Using the entries that follow, collect the lines where the word "caption" appears.

[Entries from a visual dataset]
──────────

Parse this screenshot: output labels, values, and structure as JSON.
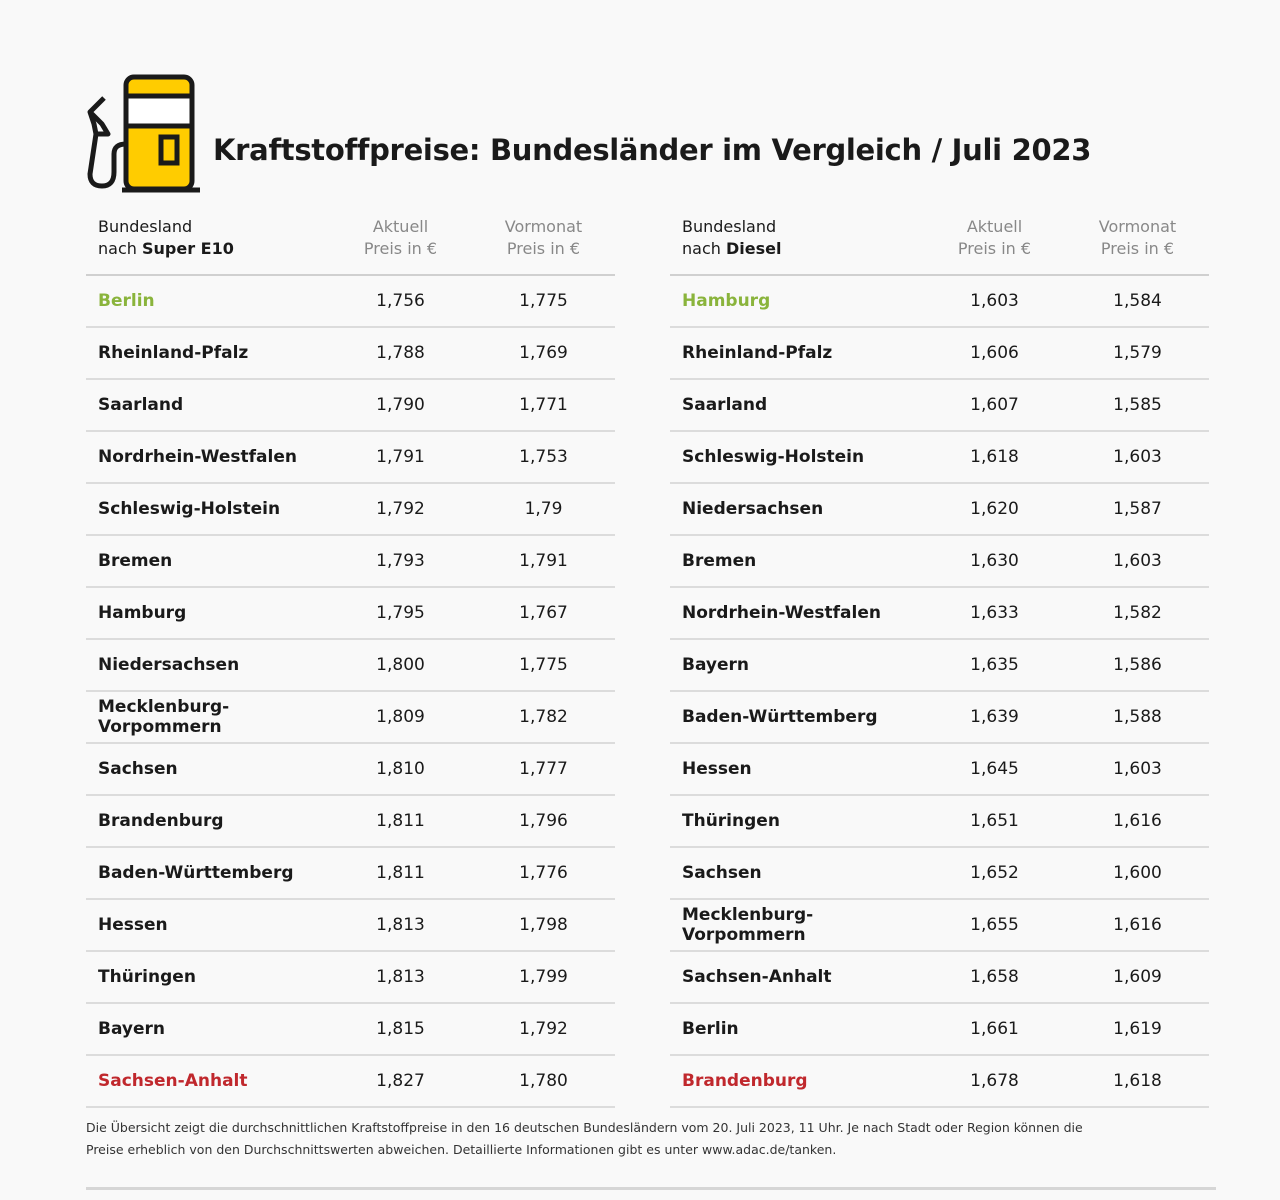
{
  "title": "Kraftstoffpreise: Bundesländer im Vergleich / Juli 2023",
  "colors": {
    "accent": "#ffcc00",
    "best": "#8ab43c",
    "worst": "#c0282d"
  },
  "icon": "fuel-pump-icon",
  "tables": [
    {
      "header": {
        "line1": "Bundesland",
        "line2_prefix": "nach ",
        "line2_bold": "Super E10",
        "current_1": "Aktuell",
        "current_2": "Preis in €",
        "prev_1": "Vormonat",
        "prev_2": "Preis in €"
      },
      "rows": [
        {
          "state": "Berlin",
          "current": "1,756",
          "previous": "1,775",
          "highlight": "best"
        },
        {
          "state": "Rheinland-Pfalz",
          "current": "1,788",
          "previous": "1,769"
        },
        {
          "state": "Saarland",
          "current": "1,790",
          "previous": "1,771"
        },
        {
          "state": "Nordrhein-Westfalen",
          "current": "1,791",
          "previous": "1,753"
        },
        {
          "state": "Schleswig-Holstein",
          "current": "1,792",
          "previous": "1,79"
        },
        {
          "state": "Bremen",
          "current": "1,793",
          "previous": "1,791"
        },
        {
          "state": "Hamburg",
          "current": "1,795",
          "previous": "1,767"
        },
        {
          "state": "Niedersachsen",
          "current": "1,800",
          "previous": "1,775"
        },
        {
          "state": "Mecklenburg-Vorpommern",
          "current": "1,809",
          "previous": "1,782"
        },
        {
          "state": "Sachsen",
          "current": "1,810",
          "previous": "1,777"
        },
        {
          "state": "Brandenburg",
          "current": "1,811",
          "previous": "1,796"
        },
        {
          "state": "Baden-Württemberg",
          "current": "1,811",
          "previous": "1,776"
        },
        {
          "state": "Hessen",
          "current": "1,813",
          "previous": "1,798"
        },
        {
          "state": "Thüringen",
          "current": "1,813",
          "previous": "1,799"
        },
        {
          "state": "Bayern",
          "current": "1,815",
          "previous": "1,792"
        },
        {
          "state": "Sachsen-Anhalt",
          "current": "1,827",
          "previous": "1,780",
          "highlight": "worst"
        }
      ]
    },
    {
      "header": {
        "line1": "Bundesland",
        "line2_prefix": "nach ",
        "line2_bold": "Diesel",
        "current_1": "Aktuell",
        "current_2": "Preis in €",
        "prev_1": "Vormonat",
        "prev_2": "Preis in €"
      },
      "rows": [
        {
          "state": "Hamburg",
          "current": "1,603",
          "previous": "1,584",
          "highlight": "best"
        },
        {
          "state": "Rheinland-Pfalz",
          "current": "1,606",
          "previous": "1,579"
        },
        {
          "state": "Saarland",
          "current": "1,607",
          "previous": "1,585"
        },
        {
          "state": "Schleswig-Holstein",
          "current": "1,618",
          "previous": "1,603"
        },
        {
          "state": "Niedersachsen",
          "current": "1,620",
          "previous": "1,587"
        },
        {
          "state": "Bremen",
          "current": "1,630",
          "previous": "1,603"
        },
        {
          "state": "Nordrhein-Westfalen",
          "current": "1,633",
          "previous": "1,582"
        },
        {
          "state": "Bayern",
          "current": "1,635",
          "previous": "1,586"
        },
        {
          "state": "Baden-Württemberg",
          "current": "1,639",
          "previous": "1,588"
        },
        {
          "state": "Hessen",
          "current": "1,645",
          "previous": "1,603"
        },
        {
          "state": "Thüringen",
          "current": "1,651",
          "previous": "1,616"
        },
        {
          "state": "Sachsen",
          "current": "1,652",
          "previous": "1,600"
        },
        {
          "state": "Mecklenburg-Vorpommern",
          "current": "1,655",
          "previous": "1,616"
        },
        {
          "state": "Sachsen-Anhalt",
          "current": "1,658",
          "previous": "1,609"
        },
        {
          "state": "Berlin",
          "current": "1,661",
          "previous": "1,619"
        },
        {
          "state": "Brandenburg",
          "current": "1,678",
          "previous": "1,618",
          "highlight": "worst"
        }
      ]
    }
  ],
  "note": {
    "line1": "Die Übersicht zeigt die durchschnittlichen Kraftstoffpreise in den 16 deutschen Bundesländern vom 20. Juli 2023, 11 Uhr. Je nach Stadt oder Region können die",
    "line2": "Preise erheblich von den Durchschnittswerten abweichen. Detaillierte Informationen gibt es unter www.adac.de/tanken."
  }
}
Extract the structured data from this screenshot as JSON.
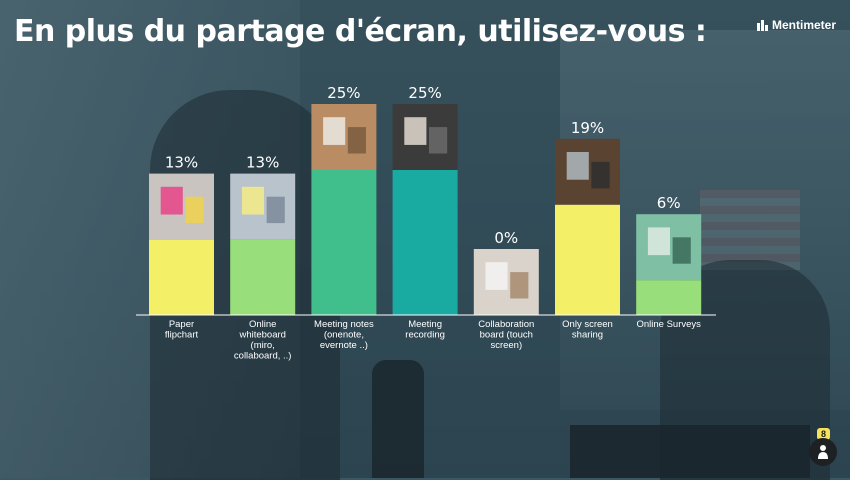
{
  "slide": {
    "title": "En plus du partage d'écran, utilisez-vous :",
    "brand": "Mentimeter",
    "participant_count": "8"
  },
  "colors": {
    "yellow": "#f3ef66",
    "light_green": "#98df7c",
    "green": "#40bf8c",
    "teal": "#19aaa2",
    "axis": "#ffffff",
    "text": "#ffffff"
  },
  "chart_data": {
    "type": "bar",
    "title": "En plus du partage d'écran, utilisez-vous :",
    "xlabel": "",
    "ylabel": "",
    "ylim": [
      0,
      25
    ],
    "grid": false,
    "legend": "none",
    "categories": [
      [
        "Paper",
        "flipchart"
      ],
      [
        "Online",
        "whiteboard",
        "(miro,",
        "collaboard, ..)"
      ],
      [
        "Meeting notes",
        "(onenote,",
        "evernote ..)"
      ],
      [
        "Meeting",
        "recording"
      ],
      [
        "Collaboration",
        "board (touch",
        "screen)"
      ],
      [
        "Only screen",
        "sharing"
      ],
      [
        "Online Surveys"
      ]
    ],
    "values": [
      13,
      13,
      25,
      25,
      0,
      19,
      6
    ],
    "labels": [
      "13%",
      "13%",
      "25%",
      "25%",
      "0%",
      "19%",
      "6%"
    ],
    "bar_colors": [
      "#f3ef66",
      "#98df7c",
      "#40bf8c",
      "#19aaa2",
      "#f3ef66",
      "#f3ef66",
      "#98df7c"
    ],
    "image_icons": [
      "sticky-notes-photo",
      "whiteboard-photo",
      "notebook-photo",
      "microphone-photo",
      "presenter-photo",
      "tv-screen-photo",
      "survey-form-photo"
    ]
  }
}
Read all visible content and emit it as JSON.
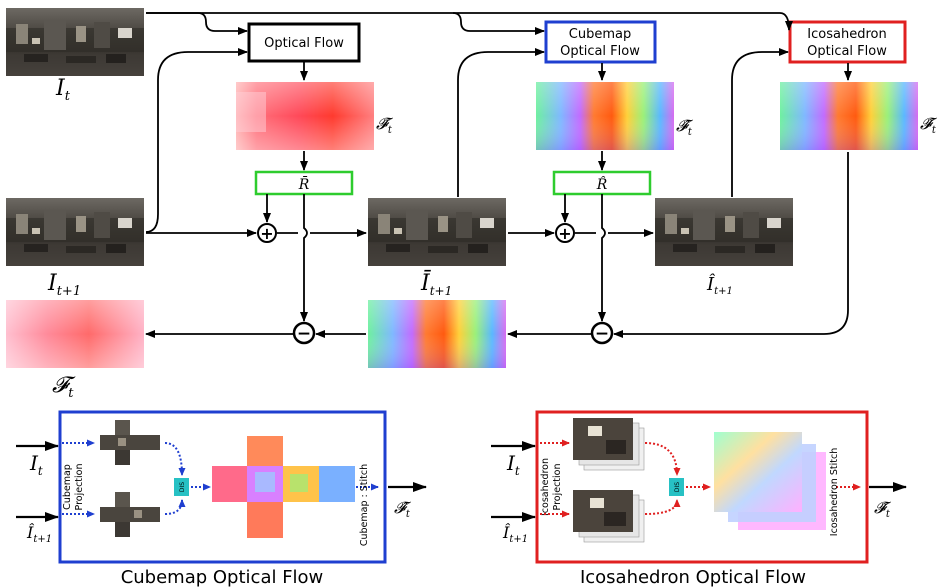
{
  "boxes": {
    "optical_flow": "Optical Flow",
    "cubemap_line1": "Cubemap",
    "cubemap_line2": "Optical Flow",
    "ico_line1": "Icosahedron",
    "ico_line2": "Optical Flow"
  },
  "labels": {
    "I_t": "I",
    "I_t_sub": "t",
    "I_t1": "I",
    "I_t1_sub": "t+1",
    "Ibar_t1": "Ī",
    "Ibar_t1_sub": "t+1",
    "Ihat_t1": "Î",
    "Ihat_t1_sub": "t+1",
    "F_t": "𝓕",
    "F_t_sub": "t",
    "Fbar_t": "𝓕̄",
    "Fbar_t_sub": "t",
    "Fhat_t": "𝓕̂",
    "Fhat_t_sub": "t",
    "Ftilde_t": "𝓕̃",
    "Ftilde_t_sub": "t",
    "Rbar": "R̄",
    "Rhat": "R̂",
    "plus": "+",
    "minus": "−"
  },
  "cubemap_panel": {
    "caption": "Cubemap Optical Flow",
    "projection_line1": "Cubemap",
    "projection_line2": "Projection",
    "stitch": "Cubemap : Stitch",
    "dis": "DIS",
    "in_top": "I",
    "in_top_sub": "t",
    "in_bottom": "Î",
    "in_bottom_sub": "t+1",
    "out": "𝓕̂",
    "out_sub": "t"
  },
  "ico_panel": {
    "caption": "Icosahedron Optical Flow",
    "projection_line1": "Icosahedron",
    "projection_line2": "Projection",
    "stitch": "Icosahedron  Stitch",
    "dis": "DIS",
    "in_top": "I",
    "in_top_sub": "t",
    "in_bottom": "Î",
    "in_bottom_sub": "t+1",
    "out": "𝓕̃",
    "out_sub": "t"
  },
  "colors": {
    "black_box": "#000000",
    "cubemap_blue": "#1f3fd0",
    "icosahedron_red": "#e02020",
    "residual_green": "#2ecc2e",
    "dis_teal": "#27c1c4"
  }
}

──────────

> _Answer to the task_:
    "caption": "Cubemap Optical Flow",
    "caption": "Icosahedron Optical Flow",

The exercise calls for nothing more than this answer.